• REQUIREMENTS
Take the data that follows and retype it word for word.

• Items listed in a dataset
-------------------------
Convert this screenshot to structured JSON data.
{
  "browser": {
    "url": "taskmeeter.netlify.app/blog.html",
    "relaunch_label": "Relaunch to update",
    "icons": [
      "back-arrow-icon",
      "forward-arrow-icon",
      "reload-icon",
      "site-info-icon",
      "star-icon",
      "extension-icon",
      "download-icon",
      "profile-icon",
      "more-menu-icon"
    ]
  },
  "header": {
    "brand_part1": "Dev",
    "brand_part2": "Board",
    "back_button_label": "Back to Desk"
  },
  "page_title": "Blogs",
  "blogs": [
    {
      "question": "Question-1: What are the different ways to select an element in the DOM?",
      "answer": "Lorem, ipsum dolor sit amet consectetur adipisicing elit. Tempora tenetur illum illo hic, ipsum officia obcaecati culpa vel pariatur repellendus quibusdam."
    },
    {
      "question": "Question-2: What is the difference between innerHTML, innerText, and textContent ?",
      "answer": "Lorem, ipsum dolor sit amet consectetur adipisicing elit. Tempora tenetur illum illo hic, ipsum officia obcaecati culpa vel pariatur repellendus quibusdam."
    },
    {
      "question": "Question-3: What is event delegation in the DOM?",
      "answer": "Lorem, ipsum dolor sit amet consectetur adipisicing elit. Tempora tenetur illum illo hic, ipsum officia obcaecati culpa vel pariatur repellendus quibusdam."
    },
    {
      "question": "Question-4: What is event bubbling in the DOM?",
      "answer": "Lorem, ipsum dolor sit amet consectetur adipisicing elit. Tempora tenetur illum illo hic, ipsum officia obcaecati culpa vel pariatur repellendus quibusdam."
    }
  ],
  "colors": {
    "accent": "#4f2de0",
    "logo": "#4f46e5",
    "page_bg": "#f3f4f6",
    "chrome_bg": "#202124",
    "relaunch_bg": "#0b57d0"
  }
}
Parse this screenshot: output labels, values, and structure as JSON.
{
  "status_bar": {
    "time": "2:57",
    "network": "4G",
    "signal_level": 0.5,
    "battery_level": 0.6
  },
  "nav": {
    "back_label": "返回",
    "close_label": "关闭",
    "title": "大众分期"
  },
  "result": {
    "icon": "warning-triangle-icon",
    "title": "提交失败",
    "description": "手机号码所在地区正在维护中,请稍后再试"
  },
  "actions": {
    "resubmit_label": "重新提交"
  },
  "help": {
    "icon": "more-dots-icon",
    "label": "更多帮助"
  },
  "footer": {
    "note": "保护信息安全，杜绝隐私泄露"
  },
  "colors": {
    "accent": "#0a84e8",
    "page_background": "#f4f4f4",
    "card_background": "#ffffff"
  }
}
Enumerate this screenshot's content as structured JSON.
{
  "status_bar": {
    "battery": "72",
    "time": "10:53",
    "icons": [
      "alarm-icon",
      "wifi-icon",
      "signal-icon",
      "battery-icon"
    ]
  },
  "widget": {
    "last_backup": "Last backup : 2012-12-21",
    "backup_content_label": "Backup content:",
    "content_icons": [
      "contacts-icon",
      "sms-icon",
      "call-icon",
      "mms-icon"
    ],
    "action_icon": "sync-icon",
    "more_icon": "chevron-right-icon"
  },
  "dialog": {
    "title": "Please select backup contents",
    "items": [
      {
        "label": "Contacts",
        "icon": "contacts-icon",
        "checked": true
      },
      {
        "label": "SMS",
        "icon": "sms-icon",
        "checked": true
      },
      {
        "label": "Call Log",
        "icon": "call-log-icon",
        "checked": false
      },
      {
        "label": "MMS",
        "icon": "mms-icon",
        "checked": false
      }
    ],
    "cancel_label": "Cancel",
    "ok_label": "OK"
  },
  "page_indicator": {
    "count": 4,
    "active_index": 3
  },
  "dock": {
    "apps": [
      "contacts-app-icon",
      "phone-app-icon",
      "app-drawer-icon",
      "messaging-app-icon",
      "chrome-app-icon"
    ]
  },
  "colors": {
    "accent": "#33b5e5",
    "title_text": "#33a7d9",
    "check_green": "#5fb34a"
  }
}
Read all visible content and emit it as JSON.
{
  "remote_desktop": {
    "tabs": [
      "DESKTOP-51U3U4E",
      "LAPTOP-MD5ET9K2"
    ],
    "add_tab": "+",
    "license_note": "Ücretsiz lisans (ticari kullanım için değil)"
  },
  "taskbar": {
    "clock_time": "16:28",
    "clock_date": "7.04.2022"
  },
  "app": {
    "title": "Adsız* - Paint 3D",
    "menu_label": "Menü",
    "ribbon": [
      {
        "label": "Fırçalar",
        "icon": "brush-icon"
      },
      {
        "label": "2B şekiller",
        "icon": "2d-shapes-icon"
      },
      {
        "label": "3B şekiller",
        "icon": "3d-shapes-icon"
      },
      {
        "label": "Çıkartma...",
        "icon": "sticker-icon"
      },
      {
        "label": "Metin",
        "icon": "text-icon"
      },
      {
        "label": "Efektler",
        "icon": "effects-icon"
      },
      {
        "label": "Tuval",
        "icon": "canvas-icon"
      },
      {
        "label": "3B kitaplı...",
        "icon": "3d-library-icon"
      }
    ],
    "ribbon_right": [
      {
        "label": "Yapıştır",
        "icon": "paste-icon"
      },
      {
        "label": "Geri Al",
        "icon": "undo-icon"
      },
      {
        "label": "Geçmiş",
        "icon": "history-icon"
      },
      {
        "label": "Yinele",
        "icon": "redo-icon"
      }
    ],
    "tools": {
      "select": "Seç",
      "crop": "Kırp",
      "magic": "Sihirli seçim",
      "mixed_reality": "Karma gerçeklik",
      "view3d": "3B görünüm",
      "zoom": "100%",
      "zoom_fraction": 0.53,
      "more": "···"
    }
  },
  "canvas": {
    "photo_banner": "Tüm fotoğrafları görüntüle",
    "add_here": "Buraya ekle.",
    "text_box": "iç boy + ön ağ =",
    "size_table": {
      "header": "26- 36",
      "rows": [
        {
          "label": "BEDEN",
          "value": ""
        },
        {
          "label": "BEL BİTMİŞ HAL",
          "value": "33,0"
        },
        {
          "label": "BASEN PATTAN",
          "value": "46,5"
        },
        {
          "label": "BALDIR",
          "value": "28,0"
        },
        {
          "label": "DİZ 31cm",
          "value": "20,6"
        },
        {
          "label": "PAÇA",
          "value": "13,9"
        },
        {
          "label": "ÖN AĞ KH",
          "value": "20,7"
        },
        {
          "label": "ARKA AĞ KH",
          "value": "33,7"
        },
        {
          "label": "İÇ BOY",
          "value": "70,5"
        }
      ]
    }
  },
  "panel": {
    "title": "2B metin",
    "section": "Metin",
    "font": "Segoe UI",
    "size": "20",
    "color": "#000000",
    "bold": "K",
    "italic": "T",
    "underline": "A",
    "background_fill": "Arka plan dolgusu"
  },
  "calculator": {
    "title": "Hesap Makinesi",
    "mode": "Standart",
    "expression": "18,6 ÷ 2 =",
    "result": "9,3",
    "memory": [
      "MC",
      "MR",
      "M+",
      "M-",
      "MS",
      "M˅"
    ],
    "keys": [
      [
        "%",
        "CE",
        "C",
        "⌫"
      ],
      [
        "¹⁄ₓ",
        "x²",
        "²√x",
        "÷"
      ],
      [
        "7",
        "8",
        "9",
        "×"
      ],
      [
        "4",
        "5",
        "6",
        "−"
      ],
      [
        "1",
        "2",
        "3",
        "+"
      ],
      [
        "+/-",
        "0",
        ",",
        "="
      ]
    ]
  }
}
-------------------------
• RESULT FOR THIS EXERCISE
Convert this screenshot to structured JSON data.
{
  "browser": {
    "url": "taskmeeter.netlify.app/blog.html",
    "relaunch_label": "Relaunch to update",
    "icons": [
      "back-arrow-icon",
      "forward-arrow-icon",
      "reload-icon",
      "site-info-icon",
      "star-icon",
      "extension-icon",
      "download-icon",
      "profile-icon",
      "more-menu-icon"
    ]
  },
  "header": {
    "brand_part1": "Dev",
    "brand_part2": "Board",
    "back_button_label": "Back to Desk"
  },
  "page_title": "Blogs",
  "blogs": [
    {
      "question": "Question-1: What are the different ways to select an element in the DOM?",
      "answer": "Lorem, ipsum dolor sit amet consectetur adipisicing elit. Tempora tenetur illum illo hic, ipsum officia obcaecati culpa vel pariatur repellendus quibusdam."
    },
    {
      "question": "Question-2: What is the difference between innerHTML, innerText, and textContent ?",
      "answer": "Lorem, ipsum dolor sit amet consectetur adipisicing elit. Tempora tenetur illum illo hic, ipsum officia obcaecati culpa vel pariatur repellendus quibusdam."
    },
    {
      "question": "Question-3: What is event delegation in the DOM?",
      "answer": "Lorem, ipsum dolor sit amet consectetur adipisicing elit. Tempora tenetur illum illo hic, ipsum officia obcaecati culpa vel pariatur repellendus quibusdam."
    },
    {
      "question": "Question-4: What is event bubbling in the DOM?",
      "answer": "Lorem, ipsum dolor sit amet consectetur adipisicing elit. Tempora tenetur illum illo hic, ipsum officia obcaecati culpa vel pariatur repellendus quibusdam."
    }
  ],
  "colors": {
    "accent": "#4f2de0",
    "logo": "#4f46e5",
    "page_bg": "#f3f4f6",
    "chrome_bg": "#202124",
    "relaunch_bg": "#0b57d0"
  }
}
Parse this screenshot: output labels, values, and structure as JSON.
{
  "status_bar": {
    "time": "2:57",
    "network": "4G",
    "signal_level": 0.5,
    "battery_level": 0.6
  },
  "nav": {
    "back_label": "返回",
    "close_label": "关闭",
    "title": "大众分期"
  },
  "result": {
    "icon": "warning-triangle-icon",
    "title": "提交失败",
    "description": "手机号码所在地区正在维护中,请稍后再试"
  },
  "actions": {
    "resubmit_label": "重新提交"
  },
  "help": {
    "icon": "more-dots-icon",
    "label": "更多帮助"
  },
  "footer": {
    "note": "保护信息安全，杜绝隐私泄露"
  },
  "colors": {
    "accent": "#0a84e8",
    "page_background": "#f4f4f4",
    "card_background": "#ffffff"
  }
}
Enumerate this screenshot's content as structured JSON.
{
  "status_bar": {
    "battery": "72",
    "time": "10:53",
    "icons": [
      "alarm-icon",
      "wifi-icon",
      "signal-icon",
      "battery-icon"
    ]
  },
  "widget": {
    "last_backup": "Last backup : 2012-12-21",
    "backup_content_label": "Backup content:",
    "content_icons": [
      "contacts-icon",
      "sms-icon",
      "call-icon",
      "mms-icon"
    ],
    "action_icon": "sync-icon",
    "more_icon": "chevron-right-icon"
  },
  "dialog": {
    "title": "Please select backup contents",
    "items": [
      {
        "label": "Contacts",
        "icon": "contacts-icon",
        "checked": true
      },
      {
        "label": "SMS",
        "icon": "sms-icon",
        "checked": true
      },
      {
        "label": "Call Log",
        "icon": "call-log-icon",
        "checked": false
      },
      {
        "label": "MMS",
        "icon": "mms-icon",
        "checked": false
      }
    ],
    "cancel_label": "Cancel",
    "ok_label": "OK"
  },
  "page_indicator": {
    "count": 4,
    "active_index": 3
  },
  "dock": {
    "apps": [
      "contacts-app-icon",
      "phone-app-icon",
      "app-drawer-icon",
      "messaging-app-icon",
      "chrome-app-icon"
    ]
  },
  "colors": {
    "accent": "#33b5e5",
    "title_text": "#33a7d9",
    "check_green": "#5fb34a"
  }
}
Read all visible content and emit it as JSON.
{
  "remote_desktop": {
    "tabs": [
      "DESKTOP-51U3U4E",
      "LAPTOP-MD5ET9K2"
    ],
    "add_tab": "+",
    "license_note": "Ücretsiz lisans (ticari kullanım için değil)"
  },
  "taskbar": {
    "clock_time": "16:28",
    "clock_date": "7.04.2022"
  },
  "app": {
    "title": "Adsız* - Paint 3D",
    "menu_label": "Menü",
    "ribbon": [
      {
        "label": "Fırçalar",
        "icon": "brush-icon"
      },
      {
        "label": "2B şekiller",
        "icon": "2d-shapes-icon"
      },
      {
        "label": "3B şekiller",
        "icon": "3d-shapes-icon"
      },
      {
        "label": "Çıkartma...",
        "icon": "sticker-icon"
      },
      {
        "label": "Metin",
        "icon": "text-icon"
      },
      {
        "label": "Efektler",
        "icon": "effects-icon"
      },
      {
        "label": "Tuval",
        "icon": "canvas-icon"
      },
      {
        "label": "3B kitaplı...",
        "icon": "3d-library-icon"
      }
    ],
    "ribbon_right": [
      {
        "label": "Yapıştır",
        "icon": "paste-icon"
      },
      {
        "label": "Geri Al",
        "icon": "undo-icon"
      },
      {
        "label": "Geçmiş",
        "icon": "history-icon"
      },
      {
        "label": "Yinele",
        "icon": "redo-icon"
      }
    ],
    "tools": {
      "select": "Seç",
      "crop": "Kırp",
      "magic": "Sihirli seçim",
      "mixed_reality": "Karma gerçeklik",
      "view3d": "3B görünüm",
      "zoom": "100%",
      "zoom_fraction": 0.53,
      "more": "···"
    }
  },
  "canvas": {
    "photo_banner": "Tüm fotoğrafları görüntüle",
    "add_here": "Buraya ekle.",
    "text_box": "iç boy + ön ağ =",
    "size_table": {
      "header": "26- 36",
      "rows": [
        {
          "label": "BEDEN",
          "value": ""
        },
        {
          "label": "BEL BİTMİŞ HAL",
          "value": "33,0"
        },
        {
          "label": "BASEN PATTAN",
          "value": "46,5"
        },
        {
          "label": "BALDIR",
          "value": "28,0"
        },
        {
          "label": "DİZ 31cm",
          "value": "20,6"
        },
        {
          "label": "PAÇA",
          "value": "13,9"
        },
        {
          "label": "ÖN AĞ KH",
          "value": "20,7"
        },
        {
          "label": "ARKA AĞ KH",
          "value": "33,7"
        },
        {
          "label": "İÇ BOY",
          "value": "70,5"
        }
      ]
    }
  },
  "panel": {
    "title": "2B metin",
    "section": "Metin",
    "font": "Segoe UI",
    "size": "20",
    "color": "#000000",
    "bold": "K",
    "italic": "T",
    "underline": "A",
    "background_fill": "Arka plan dolgusu"
  },
  "calculator": {
    "title": "Hesap Makinesi",
    "mode": "Standart",
    "expression": "18,6 ÷ 2 =",
    "result": "9,3",
    "memory": [
      "MC",
      "MR",
      "M+",
      "M-",
      "MS",
      "M˅"
    ],
    "keys": [
      [
        "%",
        "CE",
        "C",
        "⌫"
      ],
      [
        "¹⁄ₓ",
        "x²",
        "²√x",
        "÷"
      ],
      [
        "7",
        "8",
        "9",
        "×"
      ],
      [
        "4",
        "5",
        "6",
        "−"
      ],
      [
        "1",
        "2",
        "3",
        "+"
      ],
      [
        "+/-",
        "0",
        ",",
        "="
      ]
    ]
  }
}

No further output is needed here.